(Extracted data entries)
----

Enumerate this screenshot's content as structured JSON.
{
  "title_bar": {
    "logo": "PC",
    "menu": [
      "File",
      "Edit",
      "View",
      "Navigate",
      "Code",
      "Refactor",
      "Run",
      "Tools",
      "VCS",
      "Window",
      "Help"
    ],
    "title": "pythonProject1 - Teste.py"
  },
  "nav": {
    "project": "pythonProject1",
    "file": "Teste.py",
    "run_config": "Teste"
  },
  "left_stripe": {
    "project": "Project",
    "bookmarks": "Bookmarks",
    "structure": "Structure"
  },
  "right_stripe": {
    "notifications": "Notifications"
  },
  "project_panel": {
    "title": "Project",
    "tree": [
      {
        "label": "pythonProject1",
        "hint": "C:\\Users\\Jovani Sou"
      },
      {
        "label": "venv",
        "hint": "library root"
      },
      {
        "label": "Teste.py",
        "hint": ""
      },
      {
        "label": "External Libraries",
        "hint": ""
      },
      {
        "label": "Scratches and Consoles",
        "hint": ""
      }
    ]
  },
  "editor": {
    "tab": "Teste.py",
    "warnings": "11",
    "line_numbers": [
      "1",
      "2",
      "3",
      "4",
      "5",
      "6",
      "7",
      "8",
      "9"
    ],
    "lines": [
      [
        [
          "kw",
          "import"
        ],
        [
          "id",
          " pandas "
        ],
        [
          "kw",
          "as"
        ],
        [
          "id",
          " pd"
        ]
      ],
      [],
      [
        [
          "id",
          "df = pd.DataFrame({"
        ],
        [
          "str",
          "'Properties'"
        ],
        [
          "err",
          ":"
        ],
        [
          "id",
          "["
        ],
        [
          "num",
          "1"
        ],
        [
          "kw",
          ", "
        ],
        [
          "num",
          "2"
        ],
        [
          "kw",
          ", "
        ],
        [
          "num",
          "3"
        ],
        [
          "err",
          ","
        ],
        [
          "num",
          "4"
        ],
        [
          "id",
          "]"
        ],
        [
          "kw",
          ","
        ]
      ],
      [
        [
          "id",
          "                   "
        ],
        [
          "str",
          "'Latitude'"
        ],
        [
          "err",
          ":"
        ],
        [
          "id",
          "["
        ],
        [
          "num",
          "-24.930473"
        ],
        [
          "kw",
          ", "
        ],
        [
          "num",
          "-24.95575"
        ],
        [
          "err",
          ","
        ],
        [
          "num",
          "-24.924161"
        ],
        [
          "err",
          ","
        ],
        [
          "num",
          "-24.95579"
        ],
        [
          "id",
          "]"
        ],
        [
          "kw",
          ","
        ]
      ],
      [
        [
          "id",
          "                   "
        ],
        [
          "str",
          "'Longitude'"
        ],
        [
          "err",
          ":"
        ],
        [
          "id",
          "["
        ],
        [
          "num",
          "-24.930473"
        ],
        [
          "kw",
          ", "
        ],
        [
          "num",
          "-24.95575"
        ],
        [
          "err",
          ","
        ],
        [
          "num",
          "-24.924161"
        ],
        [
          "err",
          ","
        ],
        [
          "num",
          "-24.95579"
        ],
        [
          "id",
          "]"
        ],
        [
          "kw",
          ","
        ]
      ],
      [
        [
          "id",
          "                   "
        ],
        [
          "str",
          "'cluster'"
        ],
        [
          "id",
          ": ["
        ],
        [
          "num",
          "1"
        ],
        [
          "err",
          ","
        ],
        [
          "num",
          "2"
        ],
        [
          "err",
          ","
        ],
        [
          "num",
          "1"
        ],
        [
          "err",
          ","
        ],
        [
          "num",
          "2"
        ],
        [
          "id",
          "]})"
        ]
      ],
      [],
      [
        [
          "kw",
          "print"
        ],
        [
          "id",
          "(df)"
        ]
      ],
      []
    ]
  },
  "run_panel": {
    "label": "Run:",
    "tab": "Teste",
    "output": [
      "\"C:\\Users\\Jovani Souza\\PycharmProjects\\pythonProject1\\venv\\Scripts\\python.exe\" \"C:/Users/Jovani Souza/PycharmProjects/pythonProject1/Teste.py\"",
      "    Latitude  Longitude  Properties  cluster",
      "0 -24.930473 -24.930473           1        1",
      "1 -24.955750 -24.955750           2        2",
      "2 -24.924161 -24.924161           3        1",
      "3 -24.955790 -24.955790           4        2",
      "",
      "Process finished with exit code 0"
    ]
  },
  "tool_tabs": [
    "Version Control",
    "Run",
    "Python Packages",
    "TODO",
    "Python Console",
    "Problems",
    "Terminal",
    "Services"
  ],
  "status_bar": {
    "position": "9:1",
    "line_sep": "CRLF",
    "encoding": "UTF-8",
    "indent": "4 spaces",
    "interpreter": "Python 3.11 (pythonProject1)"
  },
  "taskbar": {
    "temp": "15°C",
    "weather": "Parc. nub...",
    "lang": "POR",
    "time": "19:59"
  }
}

----

What is required - Above are some records; extract every one of them exactly.

The output -
Enumerate this screenshot's content as structured JSON.
{
  "title_bar": {
    "logo": "PC",
    "menu": [
      "File",
      "Edit",
      "View",
      "Navigate",
      "Code",
      "Refactor",
      "Run",
      "Tools",
      "VCS",
      "Window",
      "Help"
    ],
    "title": "pythonProject1 - Teste.py"
  },
  "nav": {
    "project": "pythonProject1",
    "file": "Teste.py",
    "run_config": "Teste"
  },
  "left_stripe": {
    "project": "Project",
    "bookmarks": "Bookmarks",
    "structure": "Structure"
  },
  "right_stripe": {
    "notifications": "Notifications"
  },
  "project_panel": {
    "title": "Project",
    "tree": [
      {
        "label": "pythonProject1",
        "hint": "C:\\Users\\Jovani Sou"
      },
      {
        "label": "venv",
        "hint": "library root"
      },
      {
        "label": "Teste.py",
        "hint": ""
      },
      {
        "label": "External Libraries",
        "hint": ""
      },
      {
        "label": "Scratches and Consoles",
        "hint": ""
      }
    ]
  },
  "editor": {
    "tab": "Teste.py",
    "warnings": "11",
    "line_numbers": [
      "1",
      "2",
      "3",
      "4",
      "5",
      "6",
      "7",
      "8",
      "9"
    ],
    "lines": [
      [
        [
          "kw",
          "import"
        ],
        [
          "id",
          " pandas "
        ],
        [
          "kw",
          "as"
        ],
        [
          "id",
          " pd"
        ]
      ],
      [],
      [
        [
          "id",
          "df = pd.DataFrame({"
        ],
        [
          "str",
          "'Properties'"
        ],
        [
          "err",
          ":"
        ],
        [
          "id",
          "["
        ],
        [
          "num",
          "1"
        ],
        [
          "kw",
          ", "
        ],
        [
          "num",
          "2"
        ],
        [
          "kw",
          ", "
        ],
        [
          "num",
          "3"
        ],
        [
          "err",
          ","
        ],
        [
          "num",
          "4"
        ],
        [
          "id",
          "]"
        ],
        [
          "kw",
          ","
        ]
      ],
      [
        [
          "id",
          "                   "
        ],
        [
          "str",
          "'Latitude'"
        ],
        [
          "err",
          ":"
        ],
        [
          "id",
          "["
        ],
        [
          "num",
          "-24.930473"
        ],
        [
          "kw",
          ", "
        ],
        [
          "num",
          "-24.95575"
        ],
        [
          "err",
          ","
        ],
        [
          "num",
          "-24.924161"
        ],
        [
          "err",
          ","
        ],
        [
          "num",
          "-24.95579"
        ],
        [
          "id",
          "]"
        ],
        [
          "kw",
          ","
        ]
      ],
      [
        [
          "id",
          "                   "
        ],
        [
          "str",
          "'Longitude'"
        ],
        [
          "err",
          ":"
        ],
        [
          "id",
          "["
        ],
        [
          "num",
          "-24.930473"
        ],
        [
          "kw",
          ", "
        ],
        [
          "num",
          "-24.95575"
        ],
        [
          "err",
          ","
        ],
        [
          "num",
          "-24.924161"
        ],
        [
          "err",
          ","
        ],
        [
          "num",
          "-24.95579"
        ],
        [
          "id",
          "]"
        ],
        [
          "kw",
          ","
        ]
      ],
      [
        [
          "id",
          "                   "
        ],
        [
          "str",
          "'cluster'"
        ],
        [
          "id",
          ": ["
        ],
        [
          "num",
          "1"
        ],
        [
          "err",
          ","
        ],
        [
          "num",
          "2"
        ],
        [
          "err",
          ","
        ],
        [
          "num",
          "1"
        ],
        [
          "err",
          ","
        ],
        [
          "num",
          "2"
        ],
        [
          "id",
          "]})"
        ]
      ],
      [],
      [
        [
          "kw",
          "print"
        ],
        [
          "id",
          "(df)"
        ]
      ],
      []
    ]
  },
  "run_panel": {
    "label": "Run:",
    "tab": "Teste",
    "output": [
      "\"C:\\Users\\Jovani Souza\\PycharmProjects\\pythonProject1\\venv\\Scripts\\python.exe\" \"C:/Users/Jovani Souza/PycharmProjects/pythonProject1/Teste.py\"",
      "    Latitude  Longitude  Properties  cluster",
      "0 -24.930473 -24.930473           1        1",
      "1 -24.955750 -24.955750           2        2",
      "2 -24.924161 -24.924161           3        1",
      "3 -24.955790 -24.955790           4        2",
      "",
      "Process finished with exit code 0"
    ]
  },
  "tool_tabs": [
    "Version Control",
    "Run",
    "Python Packages",
    "TODO",
    "Python Console",
    "Problems",
    "Terminal",
    "Services"
  ],
  "status_bar": {
    "position": "9:1",
    "line_sep": "CRLF",
    "encoding": "UTF-8",
    "indent": "4 spaces",
    "interpreter": "Python 3.11 (pythonProject1)"
  },
  "taskbar": {
    "temp": "15°C",
    "weather": "Parc. nub...",
    "lang": "POR",
    "time": "19:59"
  }
}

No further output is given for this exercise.